**TASK OBJECTIVE**
Copy every entry exactly.

**MATERIAL SHOWN**
______
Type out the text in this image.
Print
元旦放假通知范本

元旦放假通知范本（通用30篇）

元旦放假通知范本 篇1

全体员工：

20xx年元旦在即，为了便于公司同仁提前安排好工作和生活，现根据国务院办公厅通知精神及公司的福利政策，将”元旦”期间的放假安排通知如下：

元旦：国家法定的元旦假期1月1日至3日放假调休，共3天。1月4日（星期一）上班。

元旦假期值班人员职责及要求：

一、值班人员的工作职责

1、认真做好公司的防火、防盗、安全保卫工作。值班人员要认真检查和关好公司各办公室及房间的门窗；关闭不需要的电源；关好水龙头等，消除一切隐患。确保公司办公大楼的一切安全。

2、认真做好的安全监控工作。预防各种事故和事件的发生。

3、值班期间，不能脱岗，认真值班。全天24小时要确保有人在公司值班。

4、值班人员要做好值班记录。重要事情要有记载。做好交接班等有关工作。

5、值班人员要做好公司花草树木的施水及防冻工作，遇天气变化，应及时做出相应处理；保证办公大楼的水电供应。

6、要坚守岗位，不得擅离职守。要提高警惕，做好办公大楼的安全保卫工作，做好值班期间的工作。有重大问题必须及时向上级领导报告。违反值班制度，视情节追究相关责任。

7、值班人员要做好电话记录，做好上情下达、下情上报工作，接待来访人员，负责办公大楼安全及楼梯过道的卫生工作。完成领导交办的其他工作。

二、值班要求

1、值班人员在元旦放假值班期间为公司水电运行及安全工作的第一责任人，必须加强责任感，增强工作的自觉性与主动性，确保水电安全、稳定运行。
______
**EXERCISE RESULT**
Type out the text in this image.
Print
元旦放假通知范本

元旦放假通知范本（通用30篇）

元旦放假通知范本 篇1

全体员工：

20xx年元旦在即，为了便于公司同仁提前安排好工作和生活，现根据国务院办公厅通知精神及公司的福利政策，将”元旦”期间的放假安排通知如下：

元旦：国家法定的元旦假期1月1日至3日放假调休，共3天。1月4日（星期一）上班。

元旦假期值班人员职责及要求：

一、值班人员的工作职责

1、认真做好公司的防火、防盗、安全保卫工作。值班人员要认真检查和关好公司各办公室及房间的门窗；关闭不需要的电源；关好水龙头等，消除一切隐患。确保公司办公大楼的一切安全。

2、认真做好的安全监控工作。预防各种事故和事件的发生。

3、值班期间，不能脱岗，认真值班。全天24小时要确保有人在公司值班。

4、值班人员要做好值班记录。重要事情要有记载。做好交接班等有关工作。

5、值班人员要做好公司花草树木的施水及防冻工作，遇天气变化，应及时做出相应处理；保证办公大楼的水电供应。

6、要坚守岗位，不得擅离职守。要提高警惕，做好办公大楼的安全保卫工作，做好值班期间的工作。有重大问题必须及时向上级领导报告。违反值班制度，视情节追究相关责任。

7、值班人员要做好电话记录，做好上情下达、下情上报工作，接待来访人员，负责办公大楼安全及楼梯过道的卫生工作。完成领导交办的其他工作。

二、值班要求

1、值班人员在元旦放假值班期间为公司水电运行及安全工作的第一责任人，必须加强责任感，增强工作的自觉性与主动性，确保水电安全、稳定运行。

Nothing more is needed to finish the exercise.